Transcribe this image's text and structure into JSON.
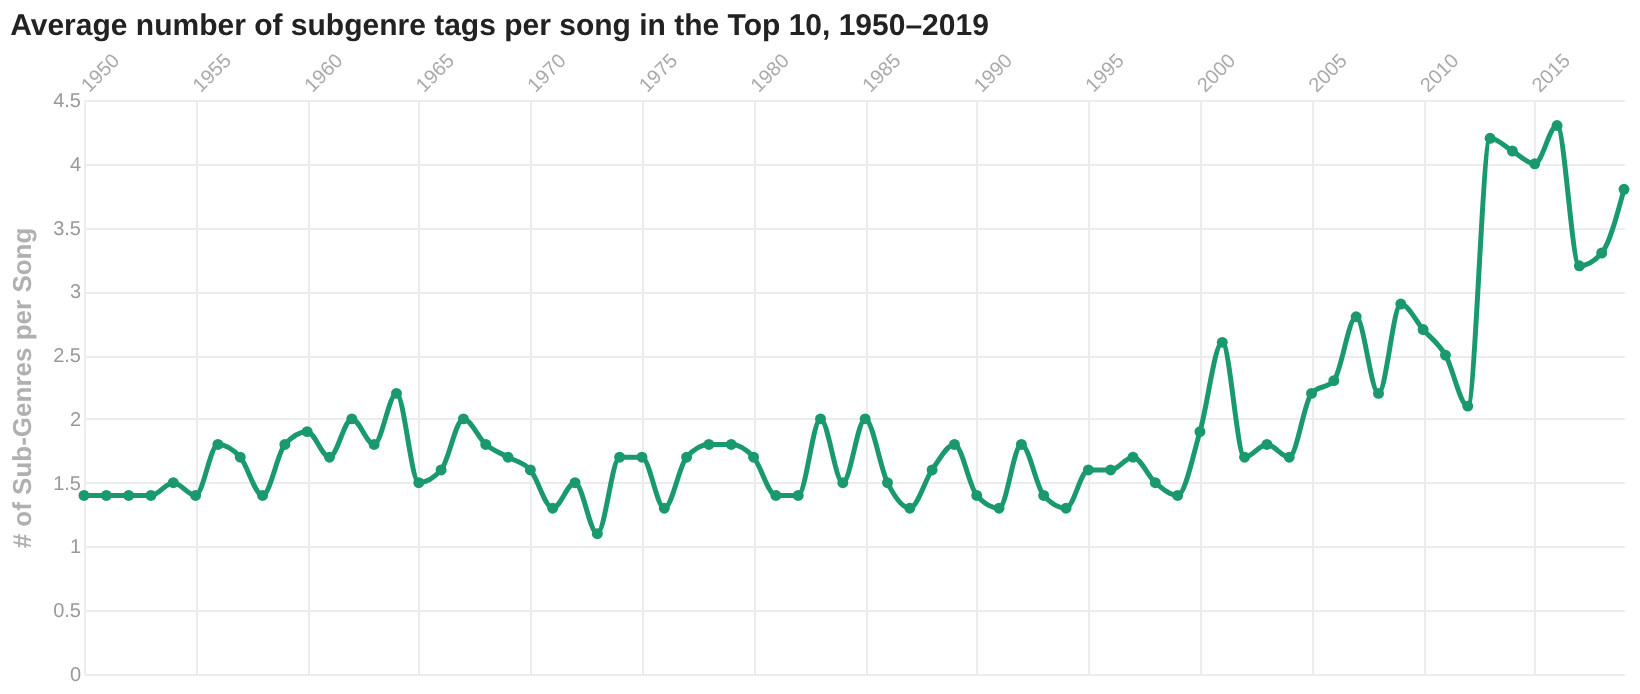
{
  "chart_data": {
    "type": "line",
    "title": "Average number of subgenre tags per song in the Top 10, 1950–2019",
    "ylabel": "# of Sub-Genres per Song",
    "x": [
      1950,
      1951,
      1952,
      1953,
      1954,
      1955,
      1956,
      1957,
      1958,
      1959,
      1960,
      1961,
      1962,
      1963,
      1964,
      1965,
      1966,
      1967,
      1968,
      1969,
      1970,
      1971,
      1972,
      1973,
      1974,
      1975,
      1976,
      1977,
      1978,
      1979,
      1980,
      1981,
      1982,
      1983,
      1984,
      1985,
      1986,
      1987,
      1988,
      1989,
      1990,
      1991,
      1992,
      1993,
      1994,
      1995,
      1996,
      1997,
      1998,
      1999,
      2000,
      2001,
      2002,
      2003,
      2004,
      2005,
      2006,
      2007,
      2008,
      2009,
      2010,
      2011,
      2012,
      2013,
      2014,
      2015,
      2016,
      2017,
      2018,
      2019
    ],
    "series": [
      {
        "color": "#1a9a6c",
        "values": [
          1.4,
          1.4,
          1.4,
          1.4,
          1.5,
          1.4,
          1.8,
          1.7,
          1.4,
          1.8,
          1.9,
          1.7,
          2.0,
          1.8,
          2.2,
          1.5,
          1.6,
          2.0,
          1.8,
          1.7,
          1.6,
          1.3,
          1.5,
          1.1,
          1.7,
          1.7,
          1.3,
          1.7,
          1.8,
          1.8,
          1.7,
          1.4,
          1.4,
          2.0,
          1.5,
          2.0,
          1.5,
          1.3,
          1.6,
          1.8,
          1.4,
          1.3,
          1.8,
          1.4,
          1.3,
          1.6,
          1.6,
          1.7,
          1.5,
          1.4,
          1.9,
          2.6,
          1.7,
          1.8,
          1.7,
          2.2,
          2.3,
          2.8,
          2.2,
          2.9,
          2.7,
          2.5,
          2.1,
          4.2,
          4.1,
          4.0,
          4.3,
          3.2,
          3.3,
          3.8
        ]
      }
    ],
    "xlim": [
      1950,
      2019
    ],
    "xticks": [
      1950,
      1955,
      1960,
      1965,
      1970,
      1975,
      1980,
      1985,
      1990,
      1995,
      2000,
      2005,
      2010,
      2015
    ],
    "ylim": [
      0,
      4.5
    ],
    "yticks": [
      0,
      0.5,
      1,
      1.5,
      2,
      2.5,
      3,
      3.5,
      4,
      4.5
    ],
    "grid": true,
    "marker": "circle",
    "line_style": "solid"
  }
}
+++++
** Task objective **
Quote every entry exactly, with the pictures omitted.

** Final result **
Transcribe this image's text and structure into JSON.
{
  "chart_data": {
    "type": "line",
    "title": "Average number of subgenre tags per song in the Top 10, 1950–2019",
    "ylabel": "# of Sub-Genres per Song",
    "x": [
      1950,
      1951,
      1952,
      1953,
      1954,
      1955,
      1956,
      1957,
      1958,
      1959,
      1960,
      1961,
      1962,
      1963,
      1964,
      1965,
      1966,
      1967,
      1968,
      1969,
      1970,
      1971,
      1972,
      1973,
      1974,
      1975,
      1976,
      1977,
      1978,
      1979,
      1980,
      1981,
      1982,
      1983,
      1984,
      1985,
      1986,
      1987,
      1988,
      1989,
      1990,
      1991,
      1992,
      1993,
      1994,
      1995,
      1996,
      1997,
      1998,
      1999,
      2000,
      2001,
      2002,
      2003,
      2004,
      2005,
      2006,
      2007,
      2008,
      2009,
      2010,
      2011,
      2012,
      2013,
      2014,
      2015,
      2016,
      2017,
      2018,
      2019
    ],
    "series": [
      {
        "color": "#1a9a6c",
        "values": [
          1.4,
          1.4,
          1.4,
          1.4,
          1.5,
          1.4,
          1.8,
          1.7,
          1.4,
          1.8,
          1.9,
          1.7,
          2.0,
          1.8,
          2.2,
          1.5,
          1.6,
          2.0,
          1.8,
          1.7,
          1.6,
          1.3,
          1.5,
          1.1,
          1.7,
          1.7,
          1.3,
          1.7,
          1.8,
          1.8,
          1.7,
          1.4,
          1.4,
          2.0,
          1.5,
          2.0,
          1.5,
          1.3,
          1.6,
          1.8,
          1.4,
          1.3,
          1.8,
          1.4,
          1.3,
          1.6,
          1.6,
          1.7,
          1.5,
          1.4,
          1.9,
          2.6,
          1.7,
          1.8,
          1.7,
          2.2,
          2.3,
          2.8,
          2.2,
          2.9,
          2.7,
          2.5,
          2.1,
          4.2,
          4.1,
          4.0,
          4.3,
          3.2,
          3.3,
          3.8
        ]
      }
    ],
    "xlim": [
      1950,
      2019
    ],
    "xticks": [
      1950,
      1955,
      1960,
      1965,
      1970,
      1975,
      1980,
      1985,
      1990,
      1995,
      2000,
      2005,
      2010,
      2015
    ],
    "ylim": [
      0,
      4.5
    ],
    "yticks": [
      0,
      0.5,
      1,
      1.5,
      2,
      2.5,
      3,
      3.5,
      4,
      4.5
    ],
    "grid": true,
    "marker": "circle",
    "line_style": "solid"
  }
}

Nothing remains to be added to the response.